### Records for this exercise
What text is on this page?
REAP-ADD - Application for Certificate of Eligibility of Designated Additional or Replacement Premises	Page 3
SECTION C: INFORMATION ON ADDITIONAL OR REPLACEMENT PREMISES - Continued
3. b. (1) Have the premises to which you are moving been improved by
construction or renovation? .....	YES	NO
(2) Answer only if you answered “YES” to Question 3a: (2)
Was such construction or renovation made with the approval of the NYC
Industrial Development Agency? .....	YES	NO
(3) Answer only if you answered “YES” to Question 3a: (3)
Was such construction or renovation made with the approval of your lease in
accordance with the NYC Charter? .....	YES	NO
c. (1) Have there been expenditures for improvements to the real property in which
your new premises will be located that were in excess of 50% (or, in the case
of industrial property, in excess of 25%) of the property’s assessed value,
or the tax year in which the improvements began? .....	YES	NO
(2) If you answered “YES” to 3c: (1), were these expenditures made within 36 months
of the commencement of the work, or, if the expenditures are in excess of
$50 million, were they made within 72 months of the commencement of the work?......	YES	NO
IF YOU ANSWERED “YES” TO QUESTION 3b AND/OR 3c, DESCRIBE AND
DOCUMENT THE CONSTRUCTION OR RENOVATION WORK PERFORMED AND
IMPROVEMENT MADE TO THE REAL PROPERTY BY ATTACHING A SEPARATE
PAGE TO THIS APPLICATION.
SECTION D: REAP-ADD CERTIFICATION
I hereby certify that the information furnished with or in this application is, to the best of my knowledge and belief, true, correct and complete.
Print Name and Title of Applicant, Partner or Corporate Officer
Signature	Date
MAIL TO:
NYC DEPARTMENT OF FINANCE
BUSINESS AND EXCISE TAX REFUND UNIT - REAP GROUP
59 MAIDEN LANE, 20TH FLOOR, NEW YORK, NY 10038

### What is required
Answer with one number: how many lines of the entries above include the word "which".

### Result of this task
3